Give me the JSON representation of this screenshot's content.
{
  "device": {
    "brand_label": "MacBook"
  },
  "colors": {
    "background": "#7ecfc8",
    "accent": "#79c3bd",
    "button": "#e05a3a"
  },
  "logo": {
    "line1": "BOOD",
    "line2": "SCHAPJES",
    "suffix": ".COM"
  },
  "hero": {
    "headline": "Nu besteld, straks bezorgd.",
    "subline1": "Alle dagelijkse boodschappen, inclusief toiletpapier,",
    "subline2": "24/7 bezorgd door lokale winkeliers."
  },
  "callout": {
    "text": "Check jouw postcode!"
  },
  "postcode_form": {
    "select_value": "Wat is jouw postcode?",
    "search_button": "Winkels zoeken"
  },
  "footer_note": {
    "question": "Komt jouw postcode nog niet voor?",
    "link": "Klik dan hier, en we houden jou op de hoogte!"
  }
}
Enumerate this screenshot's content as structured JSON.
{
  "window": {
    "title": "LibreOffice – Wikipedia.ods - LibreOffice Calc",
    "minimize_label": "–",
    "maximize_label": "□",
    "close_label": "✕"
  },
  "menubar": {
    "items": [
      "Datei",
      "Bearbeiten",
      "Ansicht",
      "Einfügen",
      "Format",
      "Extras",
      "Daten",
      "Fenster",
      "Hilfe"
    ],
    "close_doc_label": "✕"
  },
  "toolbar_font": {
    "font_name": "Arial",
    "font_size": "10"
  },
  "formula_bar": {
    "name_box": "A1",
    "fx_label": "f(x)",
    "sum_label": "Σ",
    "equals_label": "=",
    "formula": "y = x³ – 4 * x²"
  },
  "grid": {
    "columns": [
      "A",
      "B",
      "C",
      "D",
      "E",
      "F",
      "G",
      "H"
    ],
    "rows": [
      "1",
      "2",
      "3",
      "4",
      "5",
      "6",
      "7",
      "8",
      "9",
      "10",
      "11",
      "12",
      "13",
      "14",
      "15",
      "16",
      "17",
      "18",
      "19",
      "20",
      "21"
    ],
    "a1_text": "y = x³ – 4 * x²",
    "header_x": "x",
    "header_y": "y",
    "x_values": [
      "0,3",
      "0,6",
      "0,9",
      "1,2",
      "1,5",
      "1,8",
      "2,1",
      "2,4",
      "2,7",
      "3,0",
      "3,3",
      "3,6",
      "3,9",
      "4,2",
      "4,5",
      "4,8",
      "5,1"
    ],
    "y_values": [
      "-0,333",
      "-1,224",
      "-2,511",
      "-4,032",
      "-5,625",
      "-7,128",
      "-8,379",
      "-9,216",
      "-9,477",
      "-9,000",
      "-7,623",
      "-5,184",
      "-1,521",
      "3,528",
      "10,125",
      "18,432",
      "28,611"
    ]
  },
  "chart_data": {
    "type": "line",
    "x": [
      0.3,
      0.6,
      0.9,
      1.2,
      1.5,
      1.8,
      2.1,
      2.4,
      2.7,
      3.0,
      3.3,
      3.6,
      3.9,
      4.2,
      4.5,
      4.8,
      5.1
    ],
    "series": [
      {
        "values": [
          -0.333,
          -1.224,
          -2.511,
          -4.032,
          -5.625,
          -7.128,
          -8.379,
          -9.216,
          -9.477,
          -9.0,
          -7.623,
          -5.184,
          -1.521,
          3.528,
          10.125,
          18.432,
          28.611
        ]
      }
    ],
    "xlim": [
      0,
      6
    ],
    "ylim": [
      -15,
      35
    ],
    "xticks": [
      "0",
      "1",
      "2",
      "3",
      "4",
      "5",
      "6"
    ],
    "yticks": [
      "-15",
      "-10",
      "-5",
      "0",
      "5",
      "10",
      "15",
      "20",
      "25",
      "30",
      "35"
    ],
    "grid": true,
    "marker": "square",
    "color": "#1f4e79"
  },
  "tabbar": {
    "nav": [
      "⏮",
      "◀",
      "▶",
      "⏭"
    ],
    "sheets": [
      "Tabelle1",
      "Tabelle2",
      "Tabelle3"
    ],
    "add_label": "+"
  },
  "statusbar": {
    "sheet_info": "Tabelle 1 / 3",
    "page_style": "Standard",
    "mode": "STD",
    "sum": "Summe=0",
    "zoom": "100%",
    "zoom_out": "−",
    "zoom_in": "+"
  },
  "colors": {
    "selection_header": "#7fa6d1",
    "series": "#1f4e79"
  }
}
□ □ □ □
**The problem**. Retype the records above exactly.

**The reply**.
Give me the JSON representation of this screenshot's content.
{
  "device": {
    "brand_label": "MacBook"
  },
  "colors": {
    "background": "#7ecfc8",
    "accent": "#79c3bd",
    "button": "#e05a3a"
  },
  "logo": {
    "line1": "BOOD",
    "line2": "SCHAPJES",
    "suffix": ".COM"
  },
  "hero": {
    "headline": "Nu besteld, straks bezorgd.",
    "subline1": "Alle dagelijkse boodschappen, inclusief toiletpapier,",
    "subline2": "24/7 bezorgd door lokale winkeliers."
  },
  "callout": {
    "text": "Check jouw postcode!"
  },
  "postcode_form": {
    "select_value": "Wat is jouw postcode?",
    "search_button": "Winkels zoeken"
  },
  "footer_note": {
    "question": "Komt jouw postcode nog niet voor?",
    "link": "Klik dan hier, en we houden jou op de hoogte!"
  }
}
Enumerate this screenshot's content as structured JSON.
{
  "window": {
    "title": "LibreOffice – Wikipedia.ods - LibreOffice Calc",
    "minimize_label": "–",
    "maximize_label": "□",
    "close_label": "✕"
  },
  "menubar": {
    "items": [
      "Datei",
      "Bearbeiten",
      "Ansicht",
      "Einfügen",
      "Format",
      "Extras",
      "Daten",
      "Fenster",
      "Hilfe"
    ],
    "close_doc_label": "✕"
  },
  "toolbar_font": {
    "font_name": "Arial",
    "font_size": "10"
  },
  "formula_bar": {
    "name_box": "A1",
    "fx_label": "f(x)",
    "sum_label": "Σ",
    "equals_label": "=",
    "formula": "y = x³ – 4 * x²"
  },
  "grid": {
    "columns": [
      "A",
      "B",
      "C",
      "D",
      "E",
      "F",
      "G",
      "H"
    ],
    "rows": [
      "1",
      "2",
      "3",
      "4",
      "5",
      "6",
      "7",
      "8",
      "9",
      "10",
      "11",
      "12",
      "13",
      "14",
      "15",
      "16",
      "17",
      "18",
      "19",
      "20",
      "21"
    ],
    "a1_text": "y = x³ – 4 * x²",
    "header_x": "x",
    "header_y": "y",
    "x_values": [
      "0,3",
      "0,6",
      "0,9",
      "1,2",
      "1,5",
      "1,8",
      "2,1",
      "2,4",
      "2,7",
      "3,0",
      "3,3",
      "3,6",
      "3,9",
      "4,2",
      "4,5",
      "4,8",
      "5,1"
    ],
    "y_values": [
      "-0,333",
      "-1,224",
      "-2,511",
      "-4,032",
      "-5,625",
      "-7,128",
      "-8,379",
      "-9,216",
      "-9,477",
      "-9,000",
      "-7,623",
      "-5,184",
      "-1,521",
      "3,528",
      "10,125",
      "18,432",
      "28,611"
    ]
  },
  "chart_data": {
    "type": "line",
    "x": [
      0.3,
      0.6,
      0.9,
      1.2,
      1.5,
      1.8,
      2.1,
      2.4,
      2.7,
      3.0,
      3.3,
      3.6,
      3.9,
      4.2,
      4.5,
      4.8,
      5.1
    ],
    "series": [
      {
        "values": [
          -0.333,
          -1.224,
          -2.511,
          -4.032,
          -5.625,
          -7.128,
          -8.379,
          -9.216,
          -9.477,
          -9.0,
          -7.623,
          -5.184,
          -1.521,
          3.528,
          10.125,
          18.432,
          28.611
        ]
      }
    ],
    "xlim": [
      0,
      6
    ],
    "ylim": [
      -15,
      35
    ],
    "xticks": [
      "0",
      "1",
      "2",
      "3",
      "4",
      "5",
      "6"
    ],
    "yticks": [
      "-15",
      "-10",
      "-5",
      "0",
      "5",
      "10",
      "15",
      "20",
      "25",
      "30",
      "35"
    ],
    "grid": true,
    "marker": "square",
    "color": "#1f4e79"
  },
  "tabbar": {
    "nav": [
      "⏮",
      "◀",
      "▶",
      "⏭"
    ],
    "sheets": [
      "Tabelle1",
      "Tabelle2",
      "Tabelle3"
    ],
    "add_label": "+"
  },
  "statusbar": {
    "sheet_info": "Tabelle 1 / 3",
    "page_style": "Standard",
    "mode": "STD",
    "sum": "Summe=0",
    "zoom": "100%",
    "zoom_out": "−",
    "zoom_in": "+"
  },
  "colors": {
    "selection_header": "#7fa6d1",
    "series": "#1f4e79"
  }
}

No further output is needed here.